SET TASK:
Where the data below has the string "Vanguard", return the whole line.

## BEGIN MATERIAL PROVIDED

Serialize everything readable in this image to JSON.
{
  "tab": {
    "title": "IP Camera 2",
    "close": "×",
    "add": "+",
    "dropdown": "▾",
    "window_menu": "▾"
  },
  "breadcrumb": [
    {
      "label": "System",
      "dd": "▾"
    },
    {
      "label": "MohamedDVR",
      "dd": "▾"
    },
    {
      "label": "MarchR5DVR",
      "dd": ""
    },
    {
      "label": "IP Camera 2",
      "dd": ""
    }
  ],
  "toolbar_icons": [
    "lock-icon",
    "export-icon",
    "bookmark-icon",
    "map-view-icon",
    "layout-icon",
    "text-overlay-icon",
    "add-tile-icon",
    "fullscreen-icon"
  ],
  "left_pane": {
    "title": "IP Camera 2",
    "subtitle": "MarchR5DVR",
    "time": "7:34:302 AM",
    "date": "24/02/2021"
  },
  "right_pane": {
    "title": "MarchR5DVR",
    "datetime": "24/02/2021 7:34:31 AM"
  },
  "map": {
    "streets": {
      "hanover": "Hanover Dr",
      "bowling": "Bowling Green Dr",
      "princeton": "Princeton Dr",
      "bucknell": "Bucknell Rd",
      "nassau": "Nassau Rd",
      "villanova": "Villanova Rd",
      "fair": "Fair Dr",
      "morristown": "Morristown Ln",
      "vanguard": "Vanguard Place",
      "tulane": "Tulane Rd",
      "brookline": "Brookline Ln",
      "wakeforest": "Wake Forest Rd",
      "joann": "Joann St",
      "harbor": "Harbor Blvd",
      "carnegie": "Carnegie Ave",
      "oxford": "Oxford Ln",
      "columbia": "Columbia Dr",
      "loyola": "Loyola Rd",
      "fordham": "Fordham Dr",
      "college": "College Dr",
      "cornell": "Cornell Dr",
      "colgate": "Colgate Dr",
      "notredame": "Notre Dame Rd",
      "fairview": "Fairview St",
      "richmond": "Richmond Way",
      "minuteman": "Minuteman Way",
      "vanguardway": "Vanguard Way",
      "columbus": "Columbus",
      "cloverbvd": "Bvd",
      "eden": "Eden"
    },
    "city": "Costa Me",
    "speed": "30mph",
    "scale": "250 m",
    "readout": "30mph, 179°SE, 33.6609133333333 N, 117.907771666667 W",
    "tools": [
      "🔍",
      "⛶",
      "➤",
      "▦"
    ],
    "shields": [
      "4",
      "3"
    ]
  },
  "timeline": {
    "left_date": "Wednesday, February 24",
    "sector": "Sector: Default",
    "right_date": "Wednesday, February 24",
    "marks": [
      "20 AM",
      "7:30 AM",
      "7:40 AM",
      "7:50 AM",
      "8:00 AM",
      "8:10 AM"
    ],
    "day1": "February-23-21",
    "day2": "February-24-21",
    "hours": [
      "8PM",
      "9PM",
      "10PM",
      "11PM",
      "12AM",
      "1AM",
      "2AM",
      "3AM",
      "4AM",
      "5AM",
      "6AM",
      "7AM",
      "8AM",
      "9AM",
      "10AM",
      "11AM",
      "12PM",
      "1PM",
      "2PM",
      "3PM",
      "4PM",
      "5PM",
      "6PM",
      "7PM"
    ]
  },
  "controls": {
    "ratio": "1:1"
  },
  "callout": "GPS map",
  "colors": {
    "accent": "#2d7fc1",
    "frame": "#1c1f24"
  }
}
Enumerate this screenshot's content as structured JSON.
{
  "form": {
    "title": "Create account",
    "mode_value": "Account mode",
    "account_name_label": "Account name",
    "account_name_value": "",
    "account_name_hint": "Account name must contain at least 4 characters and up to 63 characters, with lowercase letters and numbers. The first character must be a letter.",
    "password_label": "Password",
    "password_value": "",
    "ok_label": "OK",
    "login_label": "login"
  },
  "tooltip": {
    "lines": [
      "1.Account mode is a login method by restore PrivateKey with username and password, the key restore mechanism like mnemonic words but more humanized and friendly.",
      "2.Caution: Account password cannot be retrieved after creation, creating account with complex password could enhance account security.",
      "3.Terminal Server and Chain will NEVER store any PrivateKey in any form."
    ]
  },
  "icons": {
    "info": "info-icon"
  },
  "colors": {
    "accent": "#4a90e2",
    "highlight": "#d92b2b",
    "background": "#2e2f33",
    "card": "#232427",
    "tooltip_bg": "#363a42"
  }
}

## END MATERIAL PROVIDED

PROBLEM SOLUTION:
      "vanguard": "Vanguard Place",
      "vanguardway": "Vanguard Way",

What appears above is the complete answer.